**Instruction:**
Your task is to reproduce the entries below word for word.

**Given records:**
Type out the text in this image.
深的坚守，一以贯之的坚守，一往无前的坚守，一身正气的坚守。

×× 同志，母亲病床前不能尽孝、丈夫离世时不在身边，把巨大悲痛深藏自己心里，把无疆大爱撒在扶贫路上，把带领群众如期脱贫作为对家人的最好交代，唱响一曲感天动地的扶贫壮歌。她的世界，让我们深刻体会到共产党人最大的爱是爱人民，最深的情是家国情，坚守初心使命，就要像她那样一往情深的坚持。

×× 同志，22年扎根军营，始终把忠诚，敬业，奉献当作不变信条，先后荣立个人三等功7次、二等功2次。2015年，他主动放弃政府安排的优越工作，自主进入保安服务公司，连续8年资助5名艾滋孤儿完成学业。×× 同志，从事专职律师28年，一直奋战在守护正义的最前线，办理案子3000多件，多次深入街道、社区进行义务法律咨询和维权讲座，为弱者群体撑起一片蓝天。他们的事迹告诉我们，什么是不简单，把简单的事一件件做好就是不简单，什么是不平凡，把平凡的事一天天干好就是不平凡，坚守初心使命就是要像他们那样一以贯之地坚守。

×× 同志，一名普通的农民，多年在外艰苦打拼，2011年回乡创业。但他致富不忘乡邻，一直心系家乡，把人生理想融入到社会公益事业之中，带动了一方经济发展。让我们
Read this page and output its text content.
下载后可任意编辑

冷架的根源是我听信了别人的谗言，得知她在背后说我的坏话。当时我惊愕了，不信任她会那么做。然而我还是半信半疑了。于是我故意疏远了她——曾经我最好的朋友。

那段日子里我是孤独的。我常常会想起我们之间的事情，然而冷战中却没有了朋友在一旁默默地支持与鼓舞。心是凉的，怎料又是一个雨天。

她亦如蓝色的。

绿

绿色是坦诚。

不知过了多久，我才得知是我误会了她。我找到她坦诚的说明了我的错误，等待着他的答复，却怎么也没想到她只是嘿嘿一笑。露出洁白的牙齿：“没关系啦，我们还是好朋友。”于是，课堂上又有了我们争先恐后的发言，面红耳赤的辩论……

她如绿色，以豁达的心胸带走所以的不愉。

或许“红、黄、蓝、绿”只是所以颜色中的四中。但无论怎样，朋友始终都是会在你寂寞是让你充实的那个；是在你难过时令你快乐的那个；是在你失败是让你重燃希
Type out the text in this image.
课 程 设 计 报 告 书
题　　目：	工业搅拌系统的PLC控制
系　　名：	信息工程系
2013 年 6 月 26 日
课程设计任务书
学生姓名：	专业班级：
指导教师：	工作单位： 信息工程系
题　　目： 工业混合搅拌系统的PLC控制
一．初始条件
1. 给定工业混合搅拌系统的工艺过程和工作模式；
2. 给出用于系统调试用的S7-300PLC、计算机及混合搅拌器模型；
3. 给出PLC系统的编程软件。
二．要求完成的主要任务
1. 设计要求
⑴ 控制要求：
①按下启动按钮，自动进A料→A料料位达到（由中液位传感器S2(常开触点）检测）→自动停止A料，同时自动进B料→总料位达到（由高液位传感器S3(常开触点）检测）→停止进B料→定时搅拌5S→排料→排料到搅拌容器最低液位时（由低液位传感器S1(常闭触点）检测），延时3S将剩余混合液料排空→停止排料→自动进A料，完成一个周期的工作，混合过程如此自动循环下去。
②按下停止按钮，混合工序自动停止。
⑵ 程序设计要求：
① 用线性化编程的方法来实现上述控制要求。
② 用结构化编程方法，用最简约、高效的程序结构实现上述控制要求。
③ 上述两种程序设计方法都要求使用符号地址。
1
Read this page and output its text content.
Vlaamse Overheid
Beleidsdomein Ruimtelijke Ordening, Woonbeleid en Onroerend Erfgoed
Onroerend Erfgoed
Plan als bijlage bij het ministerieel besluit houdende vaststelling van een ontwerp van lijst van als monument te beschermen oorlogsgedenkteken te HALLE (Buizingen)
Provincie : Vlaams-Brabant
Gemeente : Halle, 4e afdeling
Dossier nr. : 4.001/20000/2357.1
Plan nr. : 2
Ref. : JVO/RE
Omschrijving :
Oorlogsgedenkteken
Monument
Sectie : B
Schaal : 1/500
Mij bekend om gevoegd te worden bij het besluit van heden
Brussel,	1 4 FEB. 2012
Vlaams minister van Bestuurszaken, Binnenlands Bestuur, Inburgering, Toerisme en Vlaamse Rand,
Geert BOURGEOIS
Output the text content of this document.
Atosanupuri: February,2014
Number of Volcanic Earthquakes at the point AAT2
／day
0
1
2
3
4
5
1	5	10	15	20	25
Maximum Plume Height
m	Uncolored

**Correct response:**
Type out the text in this image.
深的坚守，一以贯之的坚守，一往无前的坚守，一身正气的坚守。

×× 同志，母亲病床前不能尽孝、丈夫离世时不在身边，把巨大悲痛深藏自己心里，把无疆大爱撒在扶贫路上，把带领群众如期脱贫作为对家人的最好交代，唱响一曲感天动地的扶贫壮歌。她的世界，让我们深刻体会到共产党人最大的爱是爱人民，最深的情是家国情，坚守初心使命，就要像她那样一往情深的坚持。

×× 同志，22年扎根军营，始终把忠诚，敬业，奉献当作不变信条，先后荣立个人三等功7次、二等功2次。2015年，他主动放弃政府安排的优越工作，自主进入保安服务公司，连续8年资助5名艾滋孤儿完成学业。×× 同志，从事专职律师28年，一直奋战在守护正义的最前线，办理案子3000多件，多次深入街道、社区进行义务法律咨询和维权讲座，为弱者群体撑起一片蓝天。他们的事迹告诉我们，什么是不简单，把简单的事一件件做好就是不简单，什么是不平凡，把平凡的事一天天干好就是不平凡，坚守初心使命就是要像他们那样一以贯之地坚守。

×× 同志，一名普通的农民，多年在外艰苦打拼，2011年回乡创业。但他致富不忘乡邻，一直心系家乡，把人生理想融入到社会公益事业之中，带动了一方经济发展。让我们
Read this page and output its text content.
下载后可任意编辑

冷架的根源是我听信了别人的谗言，得知她在背后说我的坏话。当时我惊愕了，不信任她会那么做。然而我还是半信半疑了。于是我故意疏远了她——曾经我最好的朋友。

那段日子里我是孤独的。我常常会想起我们之间的事情，然而冷战中却没有了朋友在一旁默默地支持与鼓舞。心是凉的，怎料又是一个雨天。

她亦如蓝色的。

绿

绿色是坦诚。

不知过了多久，我才得知是我误会了她。我找到她坦诚的说明了我的错误，等待着他的答复，却怎么也没想到她只是嘿嘿一笑。露出洁白的牙齿：“没关系啦，我们还是好朋友。”于是，课堂上又有了我们争先恐后的发言，面红耳赤的辩论……

她如绿色，以豁达的心胸带走所以的不愉。

或许“红、黄、蓝、绿”只是所以颜色中的四中。但无论怎样，朋友始终都是会在你寂寞是让你充实的那个；是在你难过时令你快乐的那个；是在你失败是让你重燃希
Type out the text in this image.
课 程 设 计 报 告 书
题　　目：	工业搅拌系统的PLC控制
系　　名：	信息工程系
2013 年 6 月 26 日
课程设计任务书
学生姓名：	专业班级：
指导教师：	工作单位： 信息工程系
题　　目： 工业混合搅拌系统的PLC控制
一．初始条件
1. 给定工业混合搅拌系统的工艺过程和工作模式；
2. 给出用于系统调试用的S7-300PLC、计算机及混合搅拌器模型；
3. 给出PLC系统的编程软件。
二．要求完成的主要任务
1. 设计要求
⑴ 控制要求：
①按下启动按钮，自动进A料→A料料位达到（由中液位传感器S2(常开触点）检测）→自动停止A料，同时自动进B料→总料位达到（由高液位传感器S3(常开触点）检测）→停止进B料→定时搅拌5S→排料→排料到搅拌容器最低液位时（由低液位传感器S1(常闭触点）检测），延时3S将剩余混合液料排空→停止排料→自动进A料，完成一个周期的工作，混合过程如此自动循环下去。
②按下停止按钮，混合工序自动停止。
⑵ 程序设计要求：
① 用线性化编程的方法来实现上述控制要求。
② 用结构化编程方法，用最简约、高效的程序结构实现上述控制要求。
③ 上述两种程序设计方法都要求使用符号地址。
1
Read this page and output its text content.
Vlaamse Overheid
Beleidsdomein Ruimtelijke Ordening, Woonbeleid en Onroerend Erfgoed
Onroerend Erfgoed
Plan als bijlage bij het ministerieel besluit houdende vaststelling van een ontwerp van lijst van als monument te beschermen oorlogsgedenkteken te HALLE (Buizingen)
Provincie : Vlaams-Brabant
Gemeente : Halle, 4e afdeling
Dossier nr. : 4.001/20000/2357.1
Plan nr. : 2
Ref. : JVO/RE
Omschrijving :
Oorlogsgedenkteken
Monument
Sectie : B
Schaal : 1/500
Mij bekend om gevoegd te worden bij het besluit van heden
Brussel,	1 4 FEB. 2012
Vlaams minister van Bestuurszaken, Binnenlands Bestuur, Inburgering, Toerisme en Vlaamse Rand,
Geert BOURGEOIS
Output the text content of this document.
Atosanupuri: February,2014
Number of Volcanic Earthquakes at the point AAT2
／day
0
1
2
3
4
5
1	5	10	15	20	25
Maximum Plume Height
m	Uncolored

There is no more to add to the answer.